Copy the lines of the material below word for word, starting at the line that contains "List each element" and ending at the line that contains "- category-label-line: baseball/sof...: [43, 1179, 160, 1199]", with both of those lines included.

Annotated element entries:
==========

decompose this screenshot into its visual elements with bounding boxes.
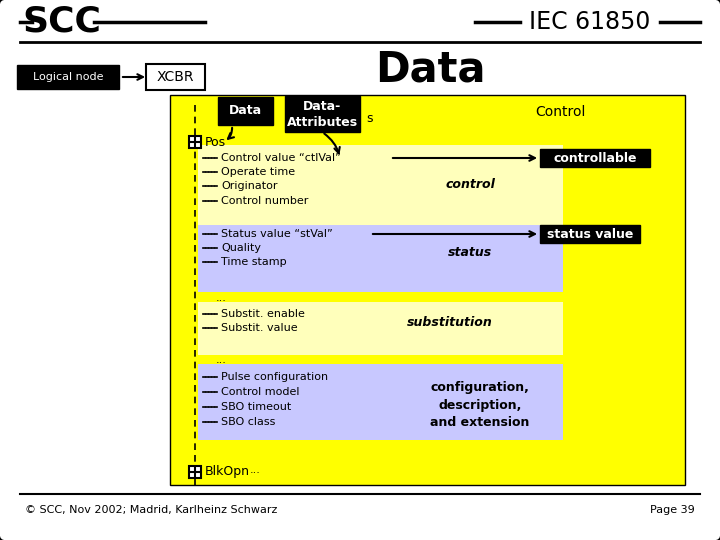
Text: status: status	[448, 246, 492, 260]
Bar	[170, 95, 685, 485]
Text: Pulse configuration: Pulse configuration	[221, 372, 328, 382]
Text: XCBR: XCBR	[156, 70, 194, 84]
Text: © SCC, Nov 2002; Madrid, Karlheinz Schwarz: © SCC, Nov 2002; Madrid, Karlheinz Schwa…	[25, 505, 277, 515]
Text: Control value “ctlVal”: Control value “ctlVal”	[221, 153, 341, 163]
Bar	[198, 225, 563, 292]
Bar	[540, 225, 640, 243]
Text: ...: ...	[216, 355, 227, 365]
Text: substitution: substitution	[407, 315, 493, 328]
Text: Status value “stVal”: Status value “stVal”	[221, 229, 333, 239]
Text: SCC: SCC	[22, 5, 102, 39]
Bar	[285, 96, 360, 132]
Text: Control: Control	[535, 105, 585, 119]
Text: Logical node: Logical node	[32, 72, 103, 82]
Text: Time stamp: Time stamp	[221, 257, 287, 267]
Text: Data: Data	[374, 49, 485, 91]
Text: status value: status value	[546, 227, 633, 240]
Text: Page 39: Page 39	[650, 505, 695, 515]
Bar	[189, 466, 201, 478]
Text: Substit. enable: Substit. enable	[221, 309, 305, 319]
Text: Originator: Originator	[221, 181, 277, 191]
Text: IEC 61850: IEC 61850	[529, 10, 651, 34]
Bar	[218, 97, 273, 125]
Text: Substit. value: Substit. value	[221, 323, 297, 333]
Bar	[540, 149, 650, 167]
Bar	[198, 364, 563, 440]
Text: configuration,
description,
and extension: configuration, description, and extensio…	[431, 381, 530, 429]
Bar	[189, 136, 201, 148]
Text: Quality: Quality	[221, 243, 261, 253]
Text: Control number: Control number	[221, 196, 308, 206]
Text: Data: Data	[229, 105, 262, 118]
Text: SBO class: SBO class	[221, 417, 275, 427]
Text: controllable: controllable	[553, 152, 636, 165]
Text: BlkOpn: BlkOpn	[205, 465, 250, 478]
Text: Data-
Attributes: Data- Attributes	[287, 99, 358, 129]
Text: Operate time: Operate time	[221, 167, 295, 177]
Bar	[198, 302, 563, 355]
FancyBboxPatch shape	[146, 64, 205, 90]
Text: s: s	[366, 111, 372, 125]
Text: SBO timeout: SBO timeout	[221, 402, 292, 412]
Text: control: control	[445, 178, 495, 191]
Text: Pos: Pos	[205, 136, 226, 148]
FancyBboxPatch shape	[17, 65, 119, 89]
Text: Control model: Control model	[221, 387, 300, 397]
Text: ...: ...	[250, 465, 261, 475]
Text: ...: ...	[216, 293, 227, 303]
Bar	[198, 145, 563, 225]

==========

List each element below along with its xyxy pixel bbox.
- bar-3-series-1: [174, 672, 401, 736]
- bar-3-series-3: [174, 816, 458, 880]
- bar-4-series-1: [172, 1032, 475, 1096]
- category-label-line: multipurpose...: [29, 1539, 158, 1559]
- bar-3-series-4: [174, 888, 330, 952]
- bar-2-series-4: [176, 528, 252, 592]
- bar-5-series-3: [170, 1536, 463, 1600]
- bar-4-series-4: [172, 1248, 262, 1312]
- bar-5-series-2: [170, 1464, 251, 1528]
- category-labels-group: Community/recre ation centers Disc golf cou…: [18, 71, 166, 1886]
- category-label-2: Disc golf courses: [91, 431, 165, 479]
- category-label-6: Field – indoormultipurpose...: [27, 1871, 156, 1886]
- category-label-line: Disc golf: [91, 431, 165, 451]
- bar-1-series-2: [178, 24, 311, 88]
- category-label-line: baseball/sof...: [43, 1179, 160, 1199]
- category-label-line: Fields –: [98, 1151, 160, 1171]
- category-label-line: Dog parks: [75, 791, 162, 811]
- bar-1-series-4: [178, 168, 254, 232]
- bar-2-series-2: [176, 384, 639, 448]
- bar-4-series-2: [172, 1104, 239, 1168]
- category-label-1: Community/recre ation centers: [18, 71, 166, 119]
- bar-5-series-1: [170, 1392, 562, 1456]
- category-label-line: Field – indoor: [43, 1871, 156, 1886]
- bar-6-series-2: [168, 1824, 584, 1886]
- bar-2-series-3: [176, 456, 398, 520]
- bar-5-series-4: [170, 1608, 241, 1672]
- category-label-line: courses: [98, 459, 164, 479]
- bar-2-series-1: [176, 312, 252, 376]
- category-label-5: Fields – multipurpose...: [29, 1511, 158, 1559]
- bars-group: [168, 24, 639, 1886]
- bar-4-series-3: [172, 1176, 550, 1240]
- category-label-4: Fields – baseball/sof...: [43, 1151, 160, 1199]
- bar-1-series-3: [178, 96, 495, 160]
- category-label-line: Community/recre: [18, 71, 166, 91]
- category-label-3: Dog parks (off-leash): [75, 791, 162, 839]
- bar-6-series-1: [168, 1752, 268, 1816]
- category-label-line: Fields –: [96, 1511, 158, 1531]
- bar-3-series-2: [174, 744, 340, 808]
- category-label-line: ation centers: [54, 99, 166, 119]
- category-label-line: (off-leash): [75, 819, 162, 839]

==========

#### Correct answer
List each element below along with its xyxy pixel bbox.
- bar-3-series-1: [174, 672, 401, 736]
- bar-3-series-3: [174, 816, 458, 880]
- bar-4-series-1: [172, 1032, 475, 1096]
- category-label-line: multipurpose...: [29, 1539, 158, 1559]
- bar-3-series-4: [174, 888, 330, 952]
- bar-2-series-4: [176, 528, 252, 592]
- bar-5-series-3: [170, 1536, 463, 1600]
- bar-4-series-4: [172, 1248, 262, 1312]
- bar-5-series-2: [170, 1464, 251, 1528]
- category-labels-group: Community/recre ation centers Disc golf cou…: [18, 71, 166, 1886]
- category-label-2: Disc golf courses: [91, 431, 165, 479]
- category-label-6: Field – indoormultipurpose...: [27, 1871, 156, 1886]
- category-label-line: Disc golf: [91, 431, 165, 451]
- bar-1-series-2: [178, 24, 311, 88]
- category-label-line: baseball/sof...: [43, 1179, 160, 1199]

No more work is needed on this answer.